Selected passage
- - -
MS Virtual PC Flaw Defeats Windows Defenses

← Back to Stories (view on slashdot.org)

MS Virtual PC Flaw Defeats Windows Defenses

Posted by kdawson on Tuesday March 16, 2010 @11:01AM from the around-the-maginot-line dept.

Coop's Troops writes "An exploit writer at Core Security Technologies has discovered a serious vulnerability that exposes users of Microsoft's Virtual PC virtualization software to malicious hacker attacks. The vulnerability, which is unpatched, essentially allows an attacker to bypass several major security mitigations — DEP, SafeSEH and ASLR — to exploit the Windows operating system. As a result, some applications with bugs that are not exploitable when running in a not-virtualized operating system are rendered exploitable if running within a guest OS in Virtual PC."

8 of 141 comments (clear)

Min score:

Reason:

Sort:

Ugh, this isn't good. by mlts · 2010-03-16 11:17 · Score: 4, Informative

The good news is that this doesn't affect the big iron (Hyper-V). However, for people who have Windows 7 and XP mode, using it for Web browsing, this will cause them a world of hurt.
- - -
Record set

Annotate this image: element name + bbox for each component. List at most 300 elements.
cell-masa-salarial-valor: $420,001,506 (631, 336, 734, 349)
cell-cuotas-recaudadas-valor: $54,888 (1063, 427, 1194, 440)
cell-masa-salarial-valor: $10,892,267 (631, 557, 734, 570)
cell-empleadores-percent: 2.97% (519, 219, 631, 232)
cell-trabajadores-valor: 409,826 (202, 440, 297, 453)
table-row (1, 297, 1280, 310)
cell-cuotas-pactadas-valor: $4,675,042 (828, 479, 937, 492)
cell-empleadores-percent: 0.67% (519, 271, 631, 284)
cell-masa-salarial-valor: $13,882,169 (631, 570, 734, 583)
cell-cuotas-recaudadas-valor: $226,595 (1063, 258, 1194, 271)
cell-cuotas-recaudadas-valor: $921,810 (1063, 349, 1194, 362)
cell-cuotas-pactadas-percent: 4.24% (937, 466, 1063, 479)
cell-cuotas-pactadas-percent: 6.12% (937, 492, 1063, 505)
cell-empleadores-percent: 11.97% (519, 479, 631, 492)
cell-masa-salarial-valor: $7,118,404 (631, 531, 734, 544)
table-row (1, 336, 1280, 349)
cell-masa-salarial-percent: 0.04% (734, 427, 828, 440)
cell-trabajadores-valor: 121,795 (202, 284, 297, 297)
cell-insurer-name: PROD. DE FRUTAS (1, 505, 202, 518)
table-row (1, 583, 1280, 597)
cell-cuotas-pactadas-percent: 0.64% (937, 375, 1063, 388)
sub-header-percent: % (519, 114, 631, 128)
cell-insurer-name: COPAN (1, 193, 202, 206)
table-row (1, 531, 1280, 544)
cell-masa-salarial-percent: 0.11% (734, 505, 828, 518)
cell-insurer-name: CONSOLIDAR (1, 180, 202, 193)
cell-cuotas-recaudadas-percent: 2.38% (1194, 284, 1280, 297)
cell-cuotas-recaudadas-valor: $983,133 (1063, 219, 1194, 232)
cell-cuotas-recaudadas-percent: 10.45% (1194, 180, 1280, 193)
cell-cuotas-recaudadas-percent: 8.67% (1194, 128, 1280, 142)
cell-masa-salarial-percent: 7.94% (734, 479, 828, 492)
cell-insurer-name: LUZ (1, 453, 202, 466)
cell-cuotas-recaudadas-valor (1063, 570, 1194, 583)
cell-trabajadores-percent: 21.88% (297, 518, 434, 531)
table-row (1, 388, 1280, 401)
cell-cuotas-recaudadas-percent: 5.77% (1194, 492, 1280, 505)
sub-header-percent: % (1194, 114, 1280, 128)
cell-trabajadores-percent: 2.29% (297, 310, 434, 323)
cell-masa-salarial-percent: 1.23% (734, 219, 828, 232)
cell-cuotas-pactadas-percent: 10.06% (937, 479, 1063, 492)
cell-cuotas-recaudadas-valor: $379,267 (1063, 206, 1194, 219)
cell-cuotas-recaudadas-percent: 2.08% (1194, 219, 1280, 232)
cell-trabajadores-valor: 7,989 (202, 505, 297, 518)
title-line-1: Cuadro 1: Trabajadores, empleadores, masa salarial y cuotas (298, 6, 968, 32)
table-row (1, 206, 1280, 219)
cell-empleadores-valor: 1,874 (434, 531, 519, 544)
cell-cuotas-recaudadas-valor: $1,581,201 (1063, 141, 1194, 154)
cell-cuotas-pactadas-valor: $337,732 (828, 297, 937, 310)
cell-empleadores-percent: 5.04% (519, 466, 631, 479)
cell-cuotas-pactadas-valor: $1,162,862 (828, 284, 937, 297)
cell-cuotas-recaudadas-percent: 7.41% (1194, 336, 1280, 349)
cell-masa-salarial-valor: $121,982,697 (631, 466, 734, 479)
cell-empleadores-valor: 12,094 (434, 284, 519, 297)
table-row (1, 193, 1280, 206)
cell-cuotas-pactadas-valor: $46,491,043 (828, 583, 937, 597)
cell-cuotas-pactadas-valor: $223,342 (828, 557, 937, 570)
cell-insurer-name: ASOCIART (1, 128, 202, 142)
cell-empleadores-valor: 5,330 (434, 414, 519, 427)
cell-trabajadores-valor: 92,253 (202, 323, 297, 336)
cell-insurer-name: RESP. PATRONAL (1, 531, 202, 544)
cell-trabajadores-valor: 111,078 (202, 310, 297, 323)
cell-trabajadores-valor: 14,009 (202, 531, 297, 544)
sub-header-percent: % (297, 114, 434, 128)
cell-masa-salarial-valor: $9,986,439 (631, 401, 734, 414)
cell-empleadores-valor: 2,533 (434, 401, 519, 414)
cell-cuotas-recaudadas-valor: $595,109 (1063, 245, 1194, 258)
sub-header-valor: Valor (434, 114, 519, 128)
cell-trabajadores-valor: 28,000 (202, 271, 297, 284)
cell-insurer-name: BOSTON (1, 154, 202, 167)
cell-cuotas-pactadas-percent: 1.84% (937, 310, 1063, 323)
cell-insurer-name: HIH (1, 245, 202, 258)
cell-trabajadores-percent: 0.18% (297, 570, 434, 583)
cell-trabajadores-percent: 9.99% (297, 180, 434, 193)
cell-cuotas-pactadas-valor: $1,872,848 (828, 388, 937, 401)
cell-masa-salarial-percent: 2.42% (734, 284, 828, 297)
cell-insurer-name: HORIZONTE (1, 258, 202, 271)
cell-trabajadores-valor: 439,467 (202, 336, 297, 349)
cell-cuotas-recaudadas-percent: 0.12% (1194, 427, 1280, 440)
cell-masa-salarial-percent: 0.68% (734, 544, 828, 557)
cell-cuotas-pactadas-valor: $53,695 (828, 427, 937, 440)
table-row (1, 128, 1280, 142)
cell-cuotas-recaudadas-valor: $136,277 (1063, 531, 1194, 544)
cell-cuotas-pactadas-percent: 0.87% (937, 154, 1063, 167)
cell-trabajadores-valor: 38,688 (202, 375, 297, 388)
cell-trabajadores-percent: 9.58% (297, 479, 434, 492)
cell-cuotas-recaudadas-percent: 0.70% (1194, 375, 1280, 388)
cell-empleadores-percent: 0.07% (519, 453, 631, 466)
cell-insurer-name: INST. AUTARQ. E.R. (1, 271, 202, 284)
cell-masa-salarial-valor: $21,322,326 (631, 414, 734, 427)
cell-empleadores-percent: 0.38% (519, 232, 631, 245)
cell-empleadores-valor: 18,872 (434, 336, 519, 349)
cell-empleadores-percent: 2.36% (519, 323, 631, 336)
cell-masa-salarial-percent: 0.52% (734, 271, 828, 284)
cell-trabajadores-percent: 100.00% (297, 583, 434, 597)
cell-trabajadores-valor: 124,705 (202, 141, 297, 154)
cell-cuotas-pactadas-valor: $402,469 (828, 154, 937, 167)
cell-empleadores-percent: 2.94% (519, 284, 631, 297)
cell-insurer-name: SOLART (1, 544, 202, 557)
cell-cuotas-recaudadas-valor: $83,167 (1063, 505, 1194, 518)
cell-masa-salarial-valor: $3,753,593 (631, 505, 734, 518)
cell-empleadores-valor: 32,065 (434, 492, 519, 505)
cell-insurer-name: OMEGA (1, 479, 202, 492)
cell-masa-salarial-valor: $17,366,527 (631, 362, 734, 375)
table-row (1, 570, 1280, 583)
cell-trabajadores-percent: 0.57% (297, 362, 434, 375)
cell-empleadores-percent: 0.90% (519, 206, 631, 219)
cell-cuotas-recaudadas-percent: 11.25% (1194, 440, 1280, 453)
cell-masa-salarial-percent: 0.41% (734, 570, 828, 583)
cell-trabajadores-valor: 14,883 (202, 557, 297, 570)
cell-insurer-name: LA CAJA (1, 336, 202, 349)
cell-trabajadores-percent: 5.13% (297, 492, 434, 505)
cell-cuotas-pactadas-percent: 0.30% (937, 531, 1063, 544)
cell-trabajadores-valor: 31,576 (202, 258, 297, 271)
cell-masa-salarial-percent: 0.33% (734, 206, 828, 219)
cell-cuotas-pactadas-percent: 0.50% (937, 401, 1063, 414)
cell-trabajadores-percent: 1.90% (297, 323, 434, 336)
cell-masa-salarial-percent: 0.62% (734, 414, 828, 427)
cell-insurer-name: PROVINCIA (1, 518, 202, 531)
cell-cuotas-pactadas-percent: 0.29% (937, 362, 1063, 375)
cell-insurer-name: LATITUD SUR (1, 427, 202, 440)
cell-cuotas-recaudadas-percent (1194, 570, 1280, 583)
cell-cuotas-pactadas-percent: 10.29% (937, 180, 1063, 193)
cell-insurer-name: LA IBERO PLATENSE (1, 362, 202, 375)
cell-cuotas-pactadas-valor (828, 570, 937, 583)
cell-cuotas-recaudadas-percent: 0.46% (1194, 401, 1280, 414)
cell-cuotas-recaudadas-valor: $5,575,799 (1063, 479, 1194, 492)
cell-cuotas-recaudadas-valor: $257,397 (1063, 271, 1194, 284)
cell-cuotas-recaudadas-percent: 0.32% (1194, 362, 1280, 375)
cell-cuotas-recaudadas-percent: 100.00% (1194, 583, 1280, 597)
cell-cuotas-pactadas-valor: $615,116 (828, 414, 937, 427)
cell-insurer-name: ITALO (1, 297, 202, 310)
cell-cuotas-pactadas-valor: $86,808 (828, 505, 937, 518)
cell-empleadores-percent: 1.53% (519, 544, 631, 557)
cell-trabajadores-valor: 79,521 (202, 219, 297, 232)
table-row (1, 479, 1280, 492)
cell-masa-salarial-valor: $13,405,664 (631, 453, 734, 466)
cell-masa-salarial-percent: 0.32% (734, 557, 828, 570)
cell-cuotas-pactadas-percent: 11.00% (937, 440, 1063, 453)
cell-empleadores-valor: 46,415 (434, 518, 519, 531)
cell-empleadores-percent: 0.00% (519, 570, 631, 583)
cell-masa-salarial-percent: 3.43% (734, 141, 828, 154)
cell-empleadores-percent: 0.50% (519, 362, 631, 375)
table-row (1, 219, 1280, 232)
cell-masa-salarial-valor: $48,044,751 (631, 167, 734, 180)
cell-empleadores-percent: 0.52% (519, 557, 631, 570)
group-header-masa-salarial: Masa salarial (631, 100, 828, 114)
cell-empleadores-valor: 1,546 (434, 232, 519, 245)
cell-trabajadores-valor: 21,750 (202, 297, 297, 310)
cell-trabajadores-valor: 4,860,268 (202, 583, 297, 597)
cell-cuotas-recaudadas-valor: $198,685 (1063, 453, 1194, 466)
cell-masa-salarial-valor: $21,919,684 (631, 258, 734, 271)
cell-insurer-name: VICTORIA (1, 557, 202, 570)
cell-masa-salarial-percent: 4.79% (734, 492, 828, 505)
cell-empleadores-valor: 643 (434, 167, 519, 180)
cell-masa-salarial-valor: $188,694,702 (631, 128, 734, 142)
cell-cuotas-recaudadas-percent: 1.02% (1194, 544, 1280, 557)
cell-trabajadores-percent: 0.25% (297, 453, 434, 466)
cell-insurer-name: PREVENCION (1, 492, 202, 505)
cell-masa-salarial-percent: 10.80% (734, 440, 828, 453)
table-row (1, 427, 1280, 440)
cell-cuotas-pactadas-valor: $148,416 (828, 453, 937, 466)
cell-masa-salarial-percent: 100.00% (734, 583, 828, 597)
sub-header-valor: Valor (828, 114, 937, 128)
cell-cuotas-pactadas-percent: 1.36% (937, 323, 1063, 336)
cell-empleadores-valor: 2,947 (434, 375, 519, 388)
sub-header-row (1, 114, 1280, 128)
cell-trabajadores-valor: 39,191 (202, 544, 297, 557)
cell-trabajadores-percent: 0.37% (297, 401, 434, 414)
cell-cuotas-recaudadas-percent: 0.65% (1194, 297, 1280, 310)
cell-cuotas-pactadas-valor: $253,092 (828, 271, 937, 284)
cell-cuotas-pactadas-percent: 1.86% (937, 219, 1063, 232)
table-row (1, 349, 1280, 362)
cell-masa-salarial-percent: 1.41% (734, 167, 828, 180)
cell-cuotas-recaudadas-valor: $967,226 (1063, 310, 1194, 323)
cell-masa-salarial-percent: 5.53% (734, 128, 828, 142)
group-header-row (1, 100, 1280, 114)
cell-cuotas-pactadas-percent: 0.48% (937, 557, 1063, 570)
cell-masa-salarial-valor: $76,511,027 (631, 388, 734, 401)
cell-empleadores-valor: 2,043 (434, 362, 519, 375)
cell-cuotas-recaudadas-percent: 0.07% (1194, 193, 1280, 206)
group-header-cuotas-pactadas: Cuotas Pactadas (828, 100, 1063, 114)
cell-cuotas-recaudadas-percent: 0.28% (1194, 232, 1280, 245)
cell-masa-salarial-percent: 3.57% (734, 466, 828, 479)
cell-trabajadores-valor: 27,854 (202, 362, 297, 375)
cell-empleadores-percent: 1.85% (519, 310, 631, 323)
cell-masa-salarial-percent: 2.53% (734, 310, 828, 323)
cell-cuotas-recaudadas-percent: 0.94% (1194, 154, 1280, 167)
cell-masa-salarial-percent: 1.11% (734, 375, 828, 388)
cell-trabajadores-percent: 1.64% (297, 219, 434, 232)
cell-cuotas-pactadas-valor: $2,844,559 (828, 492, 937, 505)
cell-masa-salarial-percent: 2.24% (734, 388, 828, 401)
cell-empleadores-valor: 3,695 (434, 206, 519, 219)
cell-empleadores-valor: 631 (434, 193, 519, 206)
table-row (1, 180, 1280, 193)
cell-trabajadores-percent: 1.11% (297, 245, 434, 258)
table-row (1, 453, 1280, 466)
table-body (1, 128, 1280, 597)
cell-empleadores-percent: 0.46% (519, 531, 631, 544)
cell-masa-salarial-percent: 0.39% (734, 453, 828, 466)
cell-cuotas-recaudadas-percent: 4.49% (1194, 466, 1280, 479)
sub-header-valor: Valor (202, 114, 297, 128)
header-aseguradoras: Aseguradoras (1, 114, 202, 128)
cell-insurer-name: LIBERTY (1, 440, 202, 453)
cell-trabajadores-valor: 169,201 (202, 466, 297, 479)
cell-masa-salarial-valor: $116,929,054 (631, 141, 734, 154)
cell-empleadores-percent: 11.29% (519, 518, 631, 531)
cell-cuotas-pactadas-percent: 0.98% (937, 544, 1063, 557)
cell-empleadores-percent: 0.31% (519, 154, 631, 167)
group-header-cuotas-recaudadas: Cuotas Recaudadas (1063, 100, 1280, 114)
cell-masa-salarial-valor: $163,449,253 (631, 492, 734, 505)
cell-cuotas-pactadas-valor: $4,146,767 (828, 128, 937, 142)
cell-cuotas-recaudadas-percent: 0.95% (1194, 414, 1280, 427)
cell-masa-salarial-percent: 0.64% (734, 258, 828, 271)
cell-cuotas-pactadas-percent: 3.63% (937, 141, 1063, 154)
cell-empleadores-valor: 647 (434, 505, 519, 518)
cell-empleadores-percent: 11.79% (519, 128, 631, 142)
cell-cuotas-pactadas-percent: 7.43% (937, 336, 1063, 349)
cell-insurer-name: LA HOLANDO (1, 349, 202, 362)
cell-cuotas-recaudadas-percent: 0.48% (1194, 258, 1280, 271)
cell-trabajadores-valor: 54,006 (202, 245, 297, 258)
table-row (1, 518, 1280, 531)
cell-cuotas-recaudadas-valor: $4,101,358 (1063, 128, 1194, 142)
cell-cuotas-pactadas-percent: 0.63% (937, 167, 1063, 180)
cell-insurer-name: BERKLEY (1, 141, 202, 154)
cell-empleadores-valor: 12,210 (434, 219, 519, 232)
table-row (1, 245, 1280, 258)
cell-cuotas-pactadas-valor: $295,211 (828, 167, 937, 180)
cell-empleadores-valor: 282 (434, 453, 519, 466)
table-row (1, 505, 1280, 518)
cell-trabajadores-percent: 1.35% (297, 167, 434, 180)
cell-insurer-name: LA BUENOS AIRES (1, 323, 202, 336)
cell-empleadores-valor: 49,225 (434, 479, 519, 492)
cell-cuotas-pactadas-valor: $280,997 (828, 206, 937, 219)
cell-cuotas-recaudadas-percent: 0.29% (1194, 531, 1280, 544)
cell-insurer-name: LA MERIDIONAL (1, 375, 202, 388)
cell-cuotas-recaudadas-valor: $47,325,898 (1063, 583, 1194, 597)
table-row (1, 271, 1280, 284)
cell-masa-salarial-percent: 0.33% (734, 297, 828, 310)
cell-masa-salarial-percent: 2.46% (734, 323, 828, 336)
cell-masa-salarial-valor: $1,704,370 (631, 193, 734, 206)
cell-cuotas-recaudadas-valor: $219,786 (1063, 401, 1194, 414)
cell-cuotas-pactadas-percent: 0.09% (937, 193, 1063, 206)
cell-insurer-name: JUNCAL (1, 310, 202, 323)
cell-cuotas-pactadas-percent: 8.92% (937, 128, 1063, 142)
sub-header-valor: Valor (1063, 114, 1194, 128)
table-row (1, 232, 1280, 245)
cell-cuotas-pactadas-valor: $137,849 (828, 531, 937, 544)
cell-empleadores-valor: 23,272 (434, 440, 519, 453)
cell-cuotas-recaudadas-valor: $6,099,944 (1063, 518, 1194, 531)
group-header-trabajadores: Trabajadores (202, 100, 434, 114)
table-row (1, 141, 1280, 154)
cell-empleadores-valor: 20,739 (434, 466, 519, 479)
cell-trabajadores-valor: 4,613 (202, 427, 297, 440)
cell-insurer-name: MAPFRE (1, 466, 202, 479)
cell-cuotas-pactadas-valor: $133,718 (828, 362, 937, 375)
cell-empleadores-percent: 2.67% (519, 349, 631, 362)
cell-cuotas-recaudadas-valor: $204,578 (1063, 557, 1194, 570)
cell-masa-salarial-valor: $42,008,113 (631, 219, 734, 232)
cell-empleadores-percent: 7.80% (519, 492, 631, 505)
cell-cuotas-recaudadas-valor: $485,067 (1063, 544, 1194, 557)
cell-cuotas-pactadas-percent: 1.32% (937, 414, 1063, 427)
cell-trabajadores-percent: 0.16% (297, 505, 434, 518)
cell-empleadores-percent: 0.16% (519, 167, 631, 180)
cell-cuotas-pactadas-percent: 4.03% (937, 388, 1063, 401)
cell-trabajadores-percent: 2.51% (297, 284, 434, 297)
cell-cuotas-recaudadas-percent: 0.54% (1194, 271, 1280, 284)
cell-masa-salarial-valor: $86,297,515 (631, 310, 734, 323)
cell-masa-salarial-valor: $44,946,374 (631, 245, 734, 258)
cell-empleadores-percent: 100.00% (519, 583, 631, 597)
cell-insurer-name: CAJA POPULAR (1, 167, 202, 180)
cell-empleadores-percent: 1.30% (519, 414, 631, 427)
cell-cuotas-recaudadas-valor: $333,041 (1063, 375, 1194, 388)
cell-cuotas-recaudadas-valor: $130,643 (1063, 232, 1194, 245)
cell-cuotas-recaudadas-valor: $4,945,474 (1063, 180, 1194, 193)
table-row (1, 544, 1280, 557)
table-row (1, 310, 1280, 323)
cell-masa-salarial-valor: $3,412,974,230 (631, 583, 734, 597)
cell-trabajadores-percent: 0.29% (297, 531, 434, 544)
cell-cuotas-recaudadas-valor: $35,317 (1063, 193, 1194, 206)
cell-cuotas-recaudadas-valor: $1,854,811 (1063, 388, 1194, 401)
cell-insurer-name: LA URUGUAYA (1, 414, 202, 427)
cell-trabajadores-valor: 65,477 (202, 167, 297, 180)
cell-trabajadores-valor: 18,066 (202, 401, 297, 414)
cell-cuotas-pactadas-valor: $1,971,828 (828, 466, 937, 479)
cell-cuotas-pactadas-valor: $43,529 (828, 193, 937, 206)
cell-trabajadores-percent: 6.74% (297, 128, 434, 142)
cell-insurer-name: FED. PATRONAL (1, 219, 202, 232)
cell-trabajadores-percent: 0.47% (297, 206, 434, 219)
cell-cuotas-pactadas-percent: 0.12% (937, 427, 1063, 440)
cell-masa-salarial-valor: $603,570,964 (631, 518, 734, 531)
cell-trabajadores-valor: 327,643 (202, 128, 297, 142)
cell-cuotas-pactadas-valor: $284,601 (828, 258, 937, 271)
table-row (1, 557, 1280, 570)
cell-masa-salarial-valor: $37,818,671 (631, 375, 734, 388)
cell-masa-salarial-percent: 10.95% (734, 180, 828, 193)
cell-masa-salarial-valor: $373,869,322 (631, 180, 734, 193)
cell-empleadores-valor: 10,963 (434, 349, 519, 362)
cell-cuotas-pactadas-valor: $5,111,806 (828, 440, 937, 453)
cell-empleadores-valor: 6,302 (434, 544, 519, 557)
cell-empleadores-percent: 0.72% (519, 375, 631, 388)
- - -
Action item
From the Virtual PC flaw story, copy the passage word for word, starting at the words "Coop's Troops writes" and stopping after "141 comments (clear)". You won't need the items for this.

Answer box
Coop's Troops writes "An exploit writer at Core Security Technologies has discovered a serious vulnerability that exposes users of Microsoft's Virtual PC virtualization software to malicious hacker attacks. The vulnerability, which is unpatched, essentially allows an attacker to bypass several major security mitigations — DEP, SafeSEH and ASLR — to exploit the Windows operating system. As a result, some applications with bugs that are not exploitable when running in a not-virtualized operating system are rendered exploitable if running within a guest OS in Virtual PC."

8 of 141 comments (clear)